* start *

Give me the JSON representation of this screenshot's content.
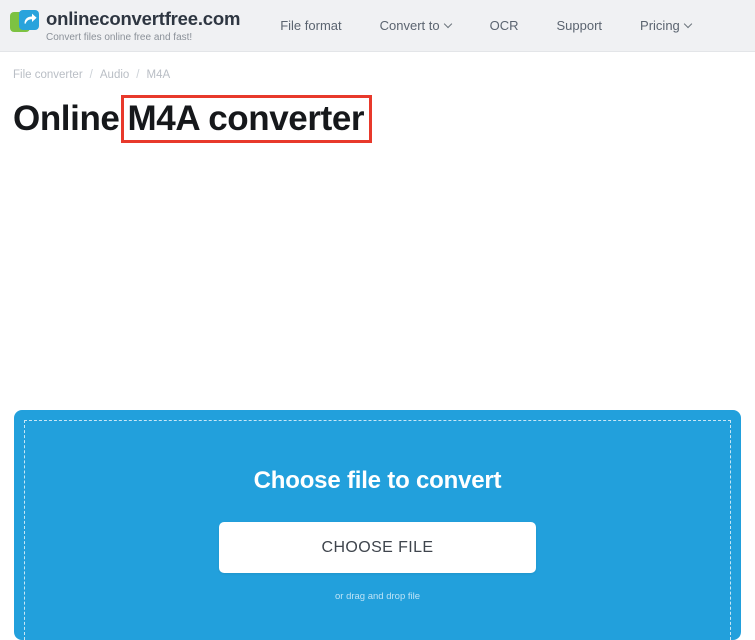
{
  "header": {
    "logo_icon": "convert-arrow-logo",
    "brand_name": "onlineconvertfree.com",
    "tagline": "Convert files online free and fast!",
    "nav": [
      {
        "label": "File format",
        "has_caret": false
      },
      {
        "label": "Convert to",
        "has_caret": true
      },
      {
        "label": "OCR",
        "has_caret": false
      },
      {
        "label": "Support",
        "has_caret": false
      },
      {
        "label": "Pricing",
        "has_caret": true
      }
    ]
  },
  "breadcrumb": {
    "items": [
      "File converter",
      "Audio",
      "M4A"
    ],
    "separator": "/"
  },
  "page": {
    "title_prefix": "Online",
    "title_highlighted": "M4A converter",
    "highlight_color": "#e8392b"
  },
  "upload": {
    "heading": "Choose file to convert",
    "button_label": "CHOOSE FILE",
    "drag_hint": "or drag and drop file",
    "panel_color": "#22a0dc"
  }
}
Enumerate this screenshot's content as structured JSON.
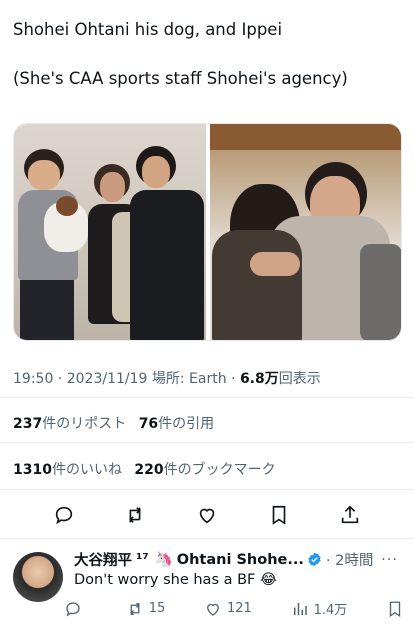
{
  "post": {
    "line1": "Shohei Ohtani his dog, and Ippei",
    "line2": "(She's CAA sports staff Shohei's agency)"
  },
  "meta": {
    "time": "19:50",
    "sep": " · ",
    "date": "2023/11/19",
    "location": " 場所: Earth · ",
    "views": "6.8万",
    "views_label": "回表示"
  },
  "stats": {
    "reposts": "237",
    "reposts_label": "件のリポスト",
    "quotes": "76",
    "quotes_label": "件の引用",
    "likes": "1310",
    "likes_label": "件のいいね",
    "bookmarks": "220",
    "bookmarks_label": "件のブックマーク"
  },
  "icons": {
    "reply": "reply-icon",
    "repost": "repost-icon",
    "like": "heart-icon",
    "bookmark": "bookmark-icon",
    "share": "share-icon",
    "views": "views-icon"
  },
  "reply": {
    "name": "大谷翔平",
    "name_suffix": "¹⁷",
    "unicorn": "🦄",
    "display": "Ohtani Shohe...",
    "time": "· 2時間",
    "more": "···",
    "text": "Don't worry she has a BF 😂",
    "reply_count": "",
    "repost_count": "15",
    "like_count": "121",
    "views_count": "1.4万"
  },
  "colors": {
    "text": "#0f1419",
    "secondary": "#536471",
    "verified": "#1d9bf0",
    "divider": "#e6ecf0"
  }
}
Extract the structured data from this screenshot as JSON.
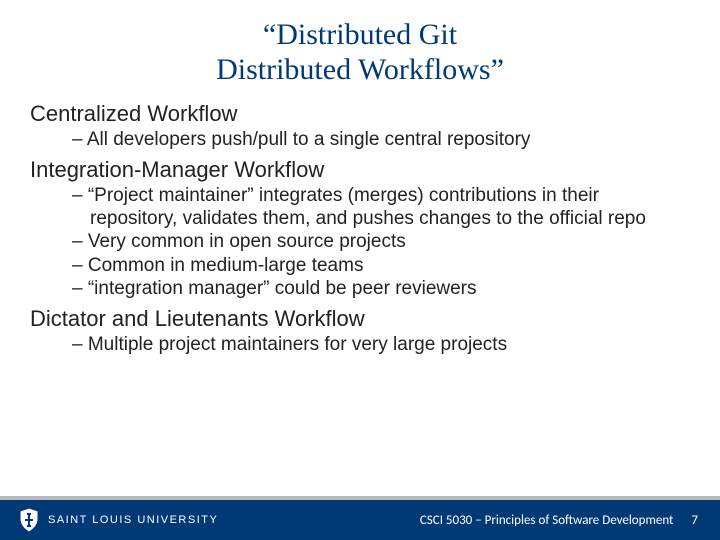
{
  "title_line1": "“Distributed Git",
  "title_line2": "Distributed Workflows”",
  "section1": {
    "heading": "Centralized Workflow",
    "bullets": [
      "All developers push/pull to a single central repository"
    ]
  },
  "section2": {
    "heading": "Integration-Manager Workflow",
    "bullets": [
      "“Project maintainer” integrates (merges) contributions in their repository, validates them, and pushes changes to the official repo",
      "Very common in open source projects",
      "Common in medium-large teams",
      "“integration manager” could be peer reviewers"
    ]
  },
  "section3": {
    "heading": "Dictator and Lieutenants Workflow",
    "bullets": [
      "Multiple project maintainers for very large projects"
    ]
  },
  "footer": {
    "logo_text": "SAINT LOUIS UNIVERSITY",
    "course": "CSCI 5030 – Principles of Software Development",
    "page": "7"
  }
}
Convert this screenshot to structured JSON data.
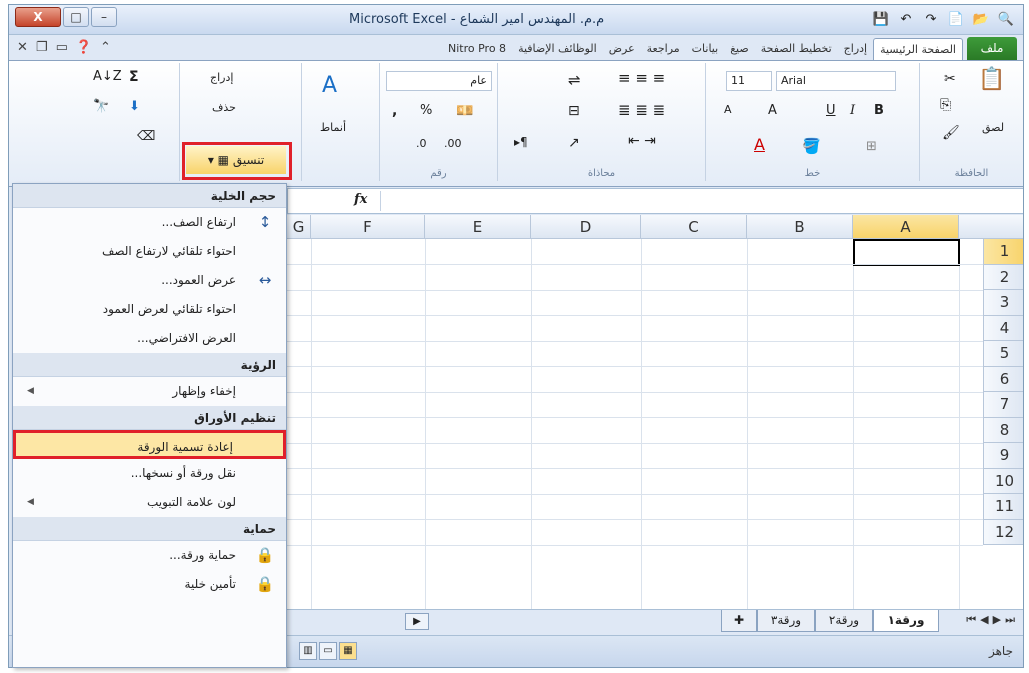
{
  "window": {
    "title": "م.م. المهندس امير الشماع - Microsoft Excel",
    "close_label": "X",
    "max_glyph": "□",
    "min_glyph": "–"
  },
  "quick_access": [
    "💾",
    "↶",
    "↷",
    "📄",
    "📂",
    "🔍"
  ],
  "tabs": {
    "file": "ملف",
    "items": [
      "الصفحة الرئيسية",
      "إدراج",
      "تخطيط الصفحة",
      "صيغ",
      "بيانات",
      "مراجعة",
      "عرض",
      "الوظائف الإضافية",
      "Nitro Pro 8"
    ]
  },
  "ribbon": {
    "clipboard": {
      "label": "الحافظة",
      "paste": "لصق"
    },
    "font": {
      "label": "خط",
      "name": "Arial",
      "size": "11",
      "bold": "B",
      "italic": "I",
      "underline": "U"
    },
    "alignment": {
      "label": "محاذاة"
    },
    "number": {
      "label": "رقم",
      "format": "عام",
      "percent": "%",
      "comma": ","
    },
    "styles": {
      "label": "أنماط"
    },
    "cells": {
      "insert": "إدراج",
      "delete": "حذف",
      "format": "تنسيق"
    },
    "editing": {
      "sum": "Σ",
      "sort": "A↓Z"
    }
  },
  "formula_bar": {
    "fx": "fx",
    "value": ""
  },
  "columns": [
    "A",
    "B",
    "C",
    "D",
    "E",
    "F",
    "G"
  ],
  "rows": [
    "1",
    "2",
    "3",
    "4",
    "5",
    "6",
    "7",
    "8",
    "9",
    "10",
    "11",
    "12"
  ],
  "selected_cell": "A1",
  "sheets": [
    "ورقة١",
    "ورقة٢",
    "ورقة٣"
  ],
  "status": {
    "ready": "جاهز"
  },
  "format_menu": {
    "sections": [
      {
        "header": "حجم الخلية",
        "items": [
          {
            "label": "ارتفاع الصف...",
            "icon": "row-height-icon"
          },
          {
            "label": "احتواء تلقائي لارتفاع الصف"
          },
          {
            "label": "عرض العمود...",
            "icon": "column-width-icon"
          },
          {
            "label": "احتواء تلقائي لعرض العمود"
          },
          {
            "label": "العرض الافتراضي..."
          }
        ]
      },
      {
        "header": "الرؤية",
        "items": [
          {
            "label": "إخفاء وإظهار",
            "submenu": true
          }
        ]
      },
      {
        "header": "تنظيم الأوراق",
        "items": [
          {
            "label": "إعادة تسمية الورقة",
            "highlighted": true
          },
          {
            "label": "نقل ورقة أو نسخها..."
          },
          {
            "label": "لون علامة التبويب",
            "submenu": true
          }
        ]
      },
      {
        "header": "حماية",
        "items": [
          {
            "label": "حماية ورقة...",
            "icon": "protect-sheet-icon"
          },
          {
            "label": "تأمين خلية",
            "icon": "lock-cell-icon"
          }
        ]
      }
    ]
  },
  "colors": {
    "highlight_border": "#e0202a",
    "file_tab": "#2a7a26",
    "selection": "#fbe6a3"
  }
}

* end *

- [Aim of the exercise]:
Repeat each record exactly as shown above, dropping all images.

- [Final answer]:
Give me the JSON representation of this screenshot's content.
{
  "header": {
    "logo_icon": "convert-arrow-logo",
    "brand_name": "onlineconvertfree.com",
    "tagline": "Convert files online free and fast!",
    "nav": [
      {
        "label": "File format",
        "has_caret": false
      },
      {
        "label": "Convert to",
        "has_caret": true
      },
      {
        "label": "OCR",
        "has_caret": false
      },
      {
        "label": "Support",
        "has_caret": false
      },
      {
        "label": "Pricing",
        "has_caret": true
      }
    ]
  },
  "breadcrumb": {
    "items": [
      "File converter",
      "Audio",
      "M4A"
    ],
    "separator": "/"
  },
  "page": {
    "title_prefix": "Online",
    "title_highlighted": "M4A converter",
    "highlight_color": "#e8392b"
  },
  "upload": {
    "heading": "Choose file to convert",
    "button_label": "CHOOSE FILE",
    "drag_hint": "or drag and drop file",
    "panel_color": "#22a0dc"
  }
}
Enumerate this screenshot's content as structured JSON.
{
  "post": {
    "line1": "Shohei Ohtani his dog, and Ippei",
    "line2": "(She's CAA sports staff Shohei's agency)"
  },
  "meta": {
    "time": "19:50",
    "sep": " · ",
    "date": "2023/11/19",
    "location": " 場所: Earth · ",
    "views": "6.8万",
    "views_label": "回表示"
  },
  "stats": {
    "reposts": "237",
    "reposts_label": "件のリポスト",
    "quotes": "76",
    "quotes_label": "件の引用",
    "likes": "1310",
    "likes_label": "件のいいね",
    "bookmarks": "220",
    "bookmarks_label": "件のブックマーク"
  },
  "icons": {
    "reply": "reply-icon",
    "repost": "repost-icon",
    "like": "heart-icon",
    "bookmark": "bookmark-icon",
    "share": "share-icon",
    "views": "views-icon"
  },
  "reply": {
    "name": "大谷翔平",
    "name_suffix": "¹⁷",
    "unicorn": "🦄",
    "display": "Ohtani Shohe...",
    "time": "· 2時間",
    "more": "···",
    "text": "Don't worry she has a BF 😂",
    "reply_count": "",
    "repost_count": "15",
    "like_count": "121",
    "views_count": "1.4万"
  },
  "colors": {
    "text": "#0f1419",
    "secondary": "#536471",
    "verified": "#1d9bf0",
    "divider": "#e6ecf0"
  }
}
Extract the structured data from this screenshot as JSON.
{
  "title_line1": "“Distributed Git",
  "title_line2": "Distributed Workflows”",
  "section1": {
    "heading": "Centralized Workflow",
    "bullets": [
      "All developers push/pull to a single central repository"
    ]
  },
  "section2": {
    "heading": "Integration-Manager Workflow",
    "bullets": [
      "“Project maintainer” integrates (merges) contributions in their repository, validates them, and pushes changes to the official repo",
      "Very common in open source projects",
      "Common in medium-large teams",
      "“integration manager” could be peer reviewers"
    ]
  },
  "section3": {
    "heading": "Dictator and Lieutenants Workflow",
    "bullets": [
      "Multiple project maintainers for very large projects"
    ]
  },
  "footer": {
    "logo_text": "SAINT LOUIS UNIVERSITY",
    "course": "CSCI 5030 – Principles of Software Development",
    "page": "7"
  }
}
Convert this screenshot to structured JSON data.
{
  "window": {
    "title": "م.م. المهندس امير الشماع - Microsoft Excel",
    "close_label": "X",
    "max_glyph": "□",
    "min_glyph": "–"
  },
  "quick_access": [
    "💾",
    "↶",
    "↷",
    "📄",
    "📂",
    "🔍"
  ],
  "tabs": {
    "file": "ملف",
    "items": [
      "الصفحة الرئيسية",
      "إدراج",
      "تخطيط الصفحة",
      "صيغ",
      "بيانات",
      "مراجعة",
      "عرض",
      "الوظائف الإضافية",
      "Nitro Pro 8"
    ]
  },
  "ribbon": {
    "clipboard": {
      "label": "الحافظة",
      "paste": "لصق"
    },
    "font": {
      "label": "خط",
      "name": "Arial",
      "size": "11",
      "bold": "B",
      "italic": "I",
      "underline": "U"
    },
    "alignment": {
      "label": "محاذاة"
    },
    "number": {
      "label": "رقم",
      "format": "عام",
      "percent": "%",
      "comma": ","
    },
    "styles": {
      "label": "أنماط"
    },
    "cells": {
      "insert": "إدراج",
      "delete": "حذف",
      "format": "تنسيق"
    },
    "editing": {
      "sum": "Σ",
      "sort": "A↓Z"
    }
  },
  "formula_bar": {
    "fx": "fx",
    "value": ""
  },
  "columns": [
    "A",
    "B",
    "C",
    "D",
    "E",
    "F",
    "G"
  ],
  "rows": [
    "1",
    "2",
    "3",
    "4",
    "5",
    "6",
    "7",
    "8",
    "9",
    "10",
    "11",
    "12"
  ],
  "selected_cell": "A1",
  "sheets": [
    "ورقة١",
    "ورقة٢",
    "ورقة٣"
  ],
  "status": {
    "ready": "جاهز"
  },
  "format_menu": {
    "sections": [
      {
        "header": "حجم الخلية",
        "items": [
          {
            "label": "ارتفاع الصف...",
            "icon": "row-height-icon"
          },
          {
            "label": "احتواء تلقائي لارتفاع الصف"
          },
          {
            "label": "عرض العمود...",
            "icon": "column-width-icon"
          },
          {
            "label": "احتواء تلقائي لعرض العمود"
          },
          {
            "label": "العرض الافتراضي..."
          }
        ]
      },
      {
        "header": "الرؤية",
        "items": [
          {
            "label": "إخفاء وإظهار",
            "submenu": true
          }
        ]
      },
      {
        "header": "تنظيم الأوراق",
        "items": [
          {
            "label": "إعادة تسمية الورقة",
            "highlighted": true
          },
          {
            "label": "نقل ورقة أو نسخها..."
          },
          {
            "label": "لون علامة التبويب",
            "submenu": true
          }
        ]
      },
      {
        "header": "حماية",
        "items": [
          {
            "label": "حماية ورقة...",
            "icon": "protect-sheet-icon"
          },
          {
            "label": "تأمين خلية",
            "icon": "lock-cell-icon"
          }
        ]
      }
    ]
  },
  "colors": {
    "highlight_border": "#e0202a",
    "file_tab": "#2a7a26",
    "selection": "#fbe6a3"
  }
}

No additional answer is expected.